START RAW RECORDS
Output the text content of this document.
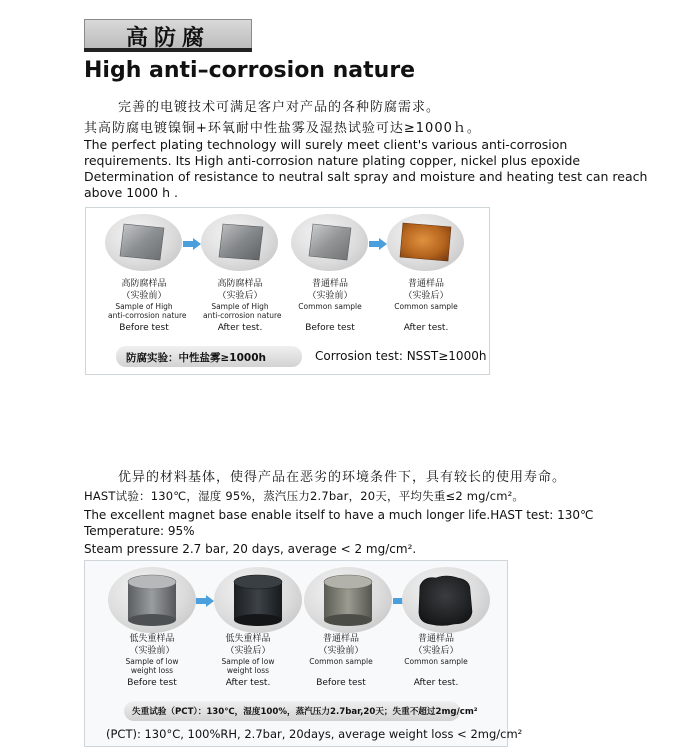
高防腐
High anti–corrosion nature
完善的电镀技术可满足客户对产品的各种防腐需求。
其高防腐电镀镍铜+环氧耐中性盐雾及湿热试验可达≥1000ｈ。
The perfect plating technology will surely meet client's various anti-corrosion
requirements. Its High anti-corrosion nature plating copper, nickel plus epoxide
Determination of resistance to neutral salt spray and moisture and heating test can reach
above 1000 h .
高防腐样品
（实验前）
Sample of High
anti-corrosion nature
Before test
高防腐样品
（实验后）
Sample of High
anti-corrosion nature
After test.
普通样品
（实验前）
Common sample
Before test
普通样品
（实验后）
Common sample
After test.
防腐实验：中性盐雾≥1000h	Corrosion test: NSST≥1000h
优异的材料基体，使得产品在恶劣的环境条件下，具有较长的使用寿命。
HAST试验：130℃，湿度 95%，蒸汽压力2.7bar，20天，平均失重≤2 mg/cm²。
The excellent magnet base enable itself to have a much longer life.HAST test: 130℃
Temperature: 95%
Steam pressure 2.7 bar, 20 days, average < 2 mg/cm².
低失重样品
（实验前）
Sample of low
weight loss
Before test
低失重样品
（实验后）
Sample of low
weight loss
After test.
普通样品
（实验前）
Common sample
Before test
普通样品
（实验后）
Common sample
After test.
失重试验（PCT）：130℃，湿度100%，蒸汽压力2.7bar,20天；失重不超过2mg/cm²
(PCT): 130°C, 100%RH, 2.7bar, 20days, average weight loss < 2mg/cm²
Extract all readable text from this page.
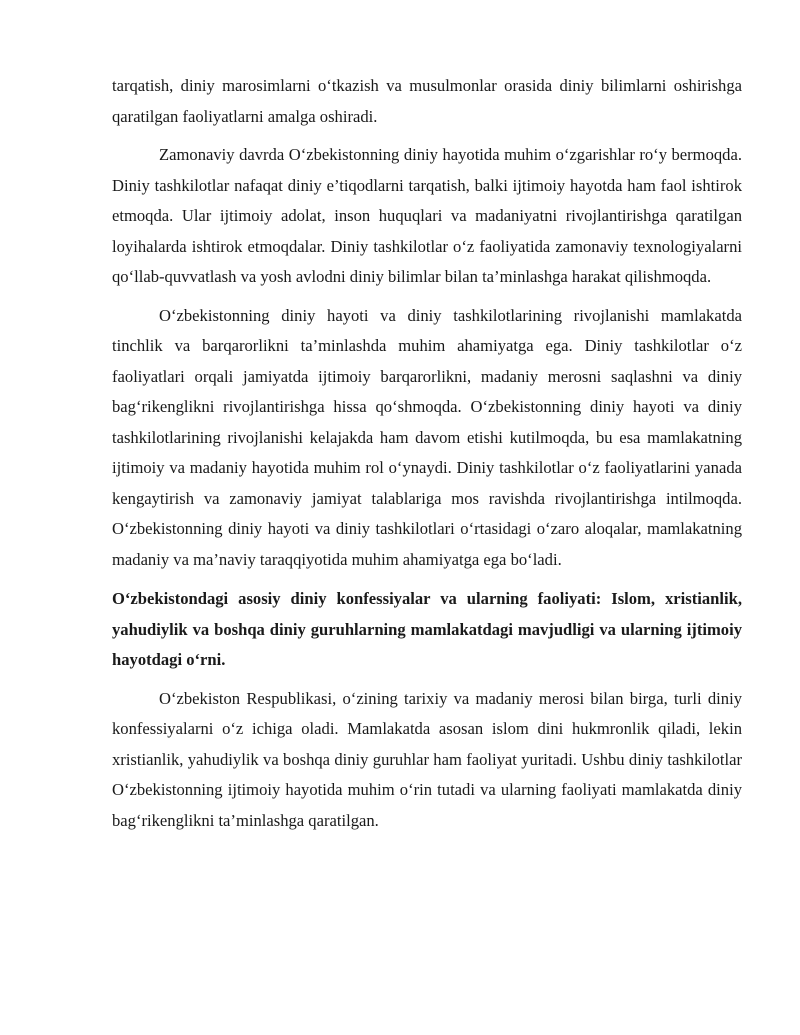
tarqatish, diniy marosimlarni o‘tkazish va musulmonlar orasida diniy bilimlarni oshirishga qaratilgan faoliyatlarni amalga oshiradi.

Zamonaviy davrda O‘zbekistonning diniy hayotida muhim o‘zgarishlar ro‘y bermoqda. Diniy tashkilotlar nafaqat diniy e’tiqodlarni tarqatish, balki ijtimoiy hayotda ham faol ishtirok etmoqda. Ular ijtimoiy adolat, inson huquqlari va madaniyatni rivojlantirishga qaratilgan loyihalarda ishtirok etmoqdalar. Diniy tashkilotlar o‘z faoliyatida zamonaviy texnologiyalarni qo‘llab-quvvatlash va yosh avlodni diniy bilimlar bilan ta’minlashga harakat qilishmoqda.

O‘zbekistonning diniy hayoti va diniy tashkilotlarining rivojlanishi mamlakatda tinchlik va barqarorlikni ta’minlashda muhim ahamiyatga ega. Diniy tashkilotlar o‘z faoliyatlari orqali jamiyatda ijtimoiy barqarorlikni, madaniy merosni saqlashni va diniy bag‘rikenglikni rivojlantirishga hissa qo‘shmoqda. O‘zbekistonning diniy hayoti va diniy tashkilotlarining rivojlanishi kelajakda ham davom etishi kutilmoqda, bu esa mamlakatning ijtimoiy va madaniy hayotida muhim rol o‘ynaydi. Diniy tashkilotlar o‘z faoliyatlarini yanada kengaytirish va zamonaviy jamiyat talablariga mos ravishda rivojlantirishga intilmoqda. O‘zbekistonning diniy hayoti va diniy tashkilotlari o‘rtasidagi o‘zaro aloqalar, mamlakatning madaniy va ma’naviy taraqqiyotida muhim ahamiyatga ega bo‘ladi.

O‘zbekistondagi asosiy diniy konfessiyalar va ularning faoliyati: Islom, xristianlik, yahudiylik va boshqa diniy guruhlarning mamlakatdagi mavjudligi va ularning ijtimoiy hayotdagi o‘rni.

O‘zbekiston Respublikasi, o‘zining tarixiy va madaniy merosi bilan birga, turli diniy konfessiyalarni o‘z ichiga oladi. Mamlakatda asosan islom dini hukmronlik qiladi, lekin xristianlik, yahudiylik va boshqa diniy guruhlar ham faoliyat yuritadi. Ushbu diniy tashkilotlar O‘zbekistonning ijtimoiy hayotida muhim o‘rin tutadi va ularning faoliyati mamlakatda diniy bag‘rikenglikni ta’minlashga qaratilgan.
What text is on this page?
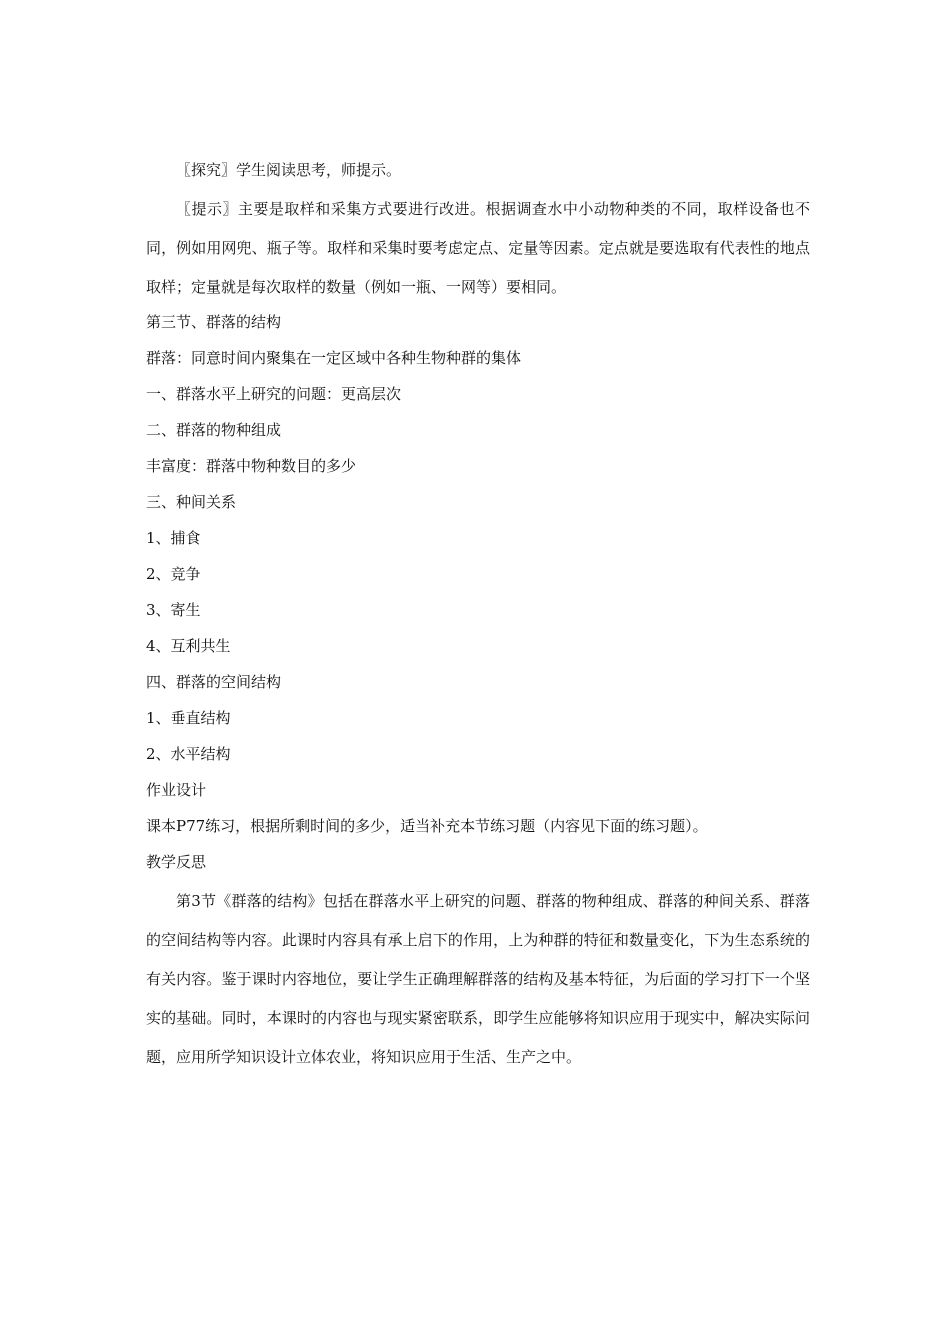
〖探究〗学生阅读思考，师提示。

〖提示〗主要是取样和采集方式要进行改进。根据调查水中小动物种类的不同，取样设备也不同，例如用网兜、瓶子等。取样和采集时要考虑定点、定量等因素。定点就是要选取有代表性的地点取样；定量就是每次取样的数量（例如一瓶、一网等）要相同。

第三节、群落的结构

群落：同意时间内聚集在一定区域中各种生物种群的集体

一、群落水平上研究的问题：更高层次

二、群落的物种组成

丰富度：群落中物种数目的多少

三、种间关系

1、捕食

2、竞争

3、寄生

4、互利共生

四、群落的空间结构

1、垂直结构

2、水平结构

作业设计

课本P77练习，根据所剩时间的多少，适当补充本节练习题（内容见下面的练习题）。

教学反思

第3节《群落的结构》包括在群落水平上研究的问题、群落的物种组成、群落的种间关系、群落的空间结构等内容。此课时内容具有承上启下的作用，上为种群的特征和数量变化，下为生态系统的有关内容。鉴于课时内容地位，要让学生正确理解群落的结构及基本特征，为后面的学习打下一个坚实的基础。同时，本课时的内容也与现实紧密联系，即学生应能够将知识应用于现实中，解决实际问题，应用所学知识设计立体农业，将知识应用于生活、生产之中。
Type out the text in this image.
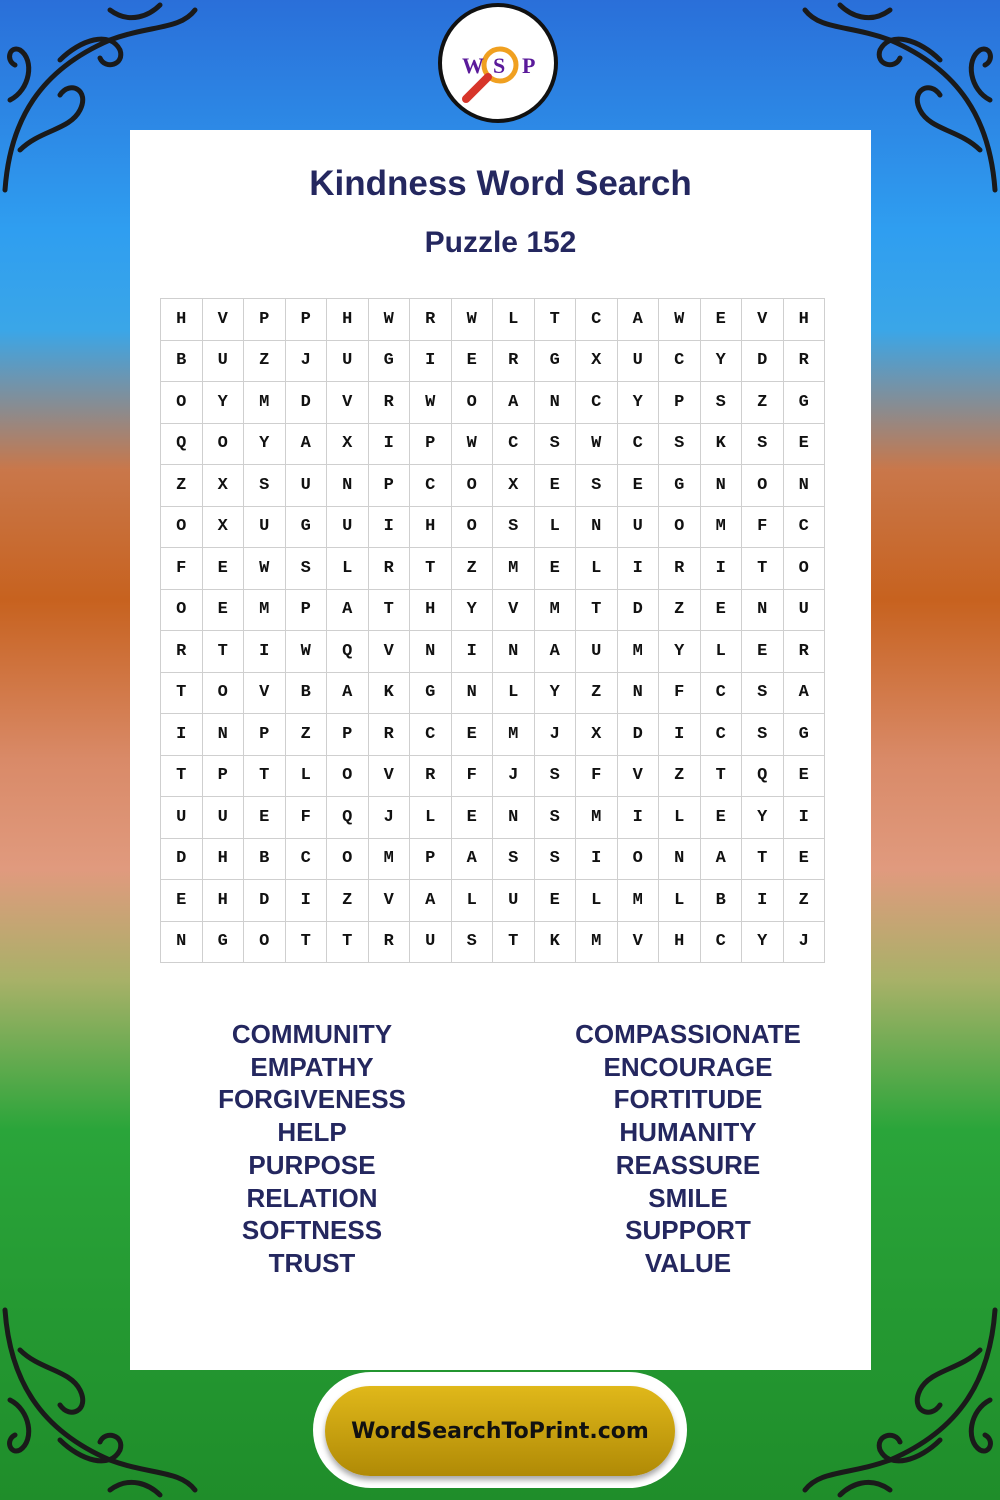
W S P
Kindness Word Search
Puzzle 152
H	V	P	P	H	W	R	W	L	T	C	A	W	E	V	H
B	U	Z	J	U	G	I	E	R	G	X	U	C	Y	D	R
O	Y	M	D	V	R	W	O	A	N	C	Y	P	S	Z	G
Q	O	Y	A	X	I	P	W	C	S	W	C	S	K	S	E
Z	X	S	U	N	P	C	O	X	E	S	E	G	N	O	N
O	X	U	G	U	I	H	O	S	L	N	U	O	M	F	C
F	E	W	S	L	R	T	Z	M	E	L	I	R	I	T	O
O	E	M	P	A	T	H	Y	V	M	T	D	Z	E	N	U
R	T	I	W	Q	V	N	I	N	A	U	M	Y	L	E	R
T	O	V	B	A	K	G	N	L	Y	Z	N	F	C	S	A
I	N	P	Z	P	R	C	E	M	J	X	D	I	C	S	G
T	P	T	L	O	V	R	F	J	S	F	V	Z	T	Q	E
U	U	E	F	Q	J	L	E	N	S	M	I	L	E	Y	I
D	H	B	C	O	M	P	A	S	S	I	O	N	A	T	E
E	H	D	I	Z	V	A	L	U	E	L	M	L	B	I	Z
N	G	O	T	T	R	U	S	T	K	M	V	H	C	Y	J
COMMUNITY
EMPATHY
FORGIVENESS
HELP
PURPOSE
RELATION
SOFTNESS
TRUST
COMPASSIONATE
ENCOURAGE
FORTITUDE
HUMANITY
REASSURE
SMILE
SUPPORT
VALUE
WordSearchToPrint.com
END RAW RECORDS
### EXERCISE DESCRIPTION
Extract word for word every line from the line that contains "Type out the text in this image." to the final line of the data, both included, and nothing else; skip the pictures.

### SOLUTION
Type out the text in this image.
W S P
Kindness Word Search
Puzzle 152
H	V	P	P	H	W	R	W	L	T	C	A	W	E	V	H
B	U	Z	J	U	G	I	E	R	G	X	U	C	Y	D	R
O	Y	M	D	V	R	W	O	A	N	C	Y	P	S	Z	G
Q	O	Y	A	X	I	P	W	C	S	W	C	S	K	S	E
Z	X	S	U	N	P	C	O	X	E	S	E	G	N	O	N
O	X	U	G	U	I	H	O	S	L	N	U	O	M	F	C
F	E	W	S	L	R	T	Z	M	E	L	I	R	I	T	O
O	E	M	P	A	T	H	Y	V	M	T	D	Z	E	N	U
R	T	I	W	Q	V	N	I	N	A	U	M	Y	L	E	R
T	O	V	B	A	K	G	N	L	Y	Z	N	F	C	S	A
I	N	P	Z	P	R	C	E	M	J	X	D	I	C	S	G
T	P	T	L	O	V	R	F	J	S	F	V	Z	T	Q	E
U	U	E	F	Q	J	L	E	N	S	M	I	L	E	Y	I
D	H	B	C	O	M	P	A	S	S	I	O	N	A	T	E
E	H	D	I	Z	V	A	L	U	E	L	M	L	B	I	Z
N	G	O	T	T	R	U	S	T	K	M	V	H	C	Y	J
COMMUNITY
EMPATHY
FORGIVENESS
HELP
PURPOSE
RELATION
SOFTNESS
TRUST
COMPASSIONATE
ENCOURAGE
FORTITUDE
HUMANITY
REASSURE
SMILE
SUPPORT
VALUE
WordSearchToPrint.com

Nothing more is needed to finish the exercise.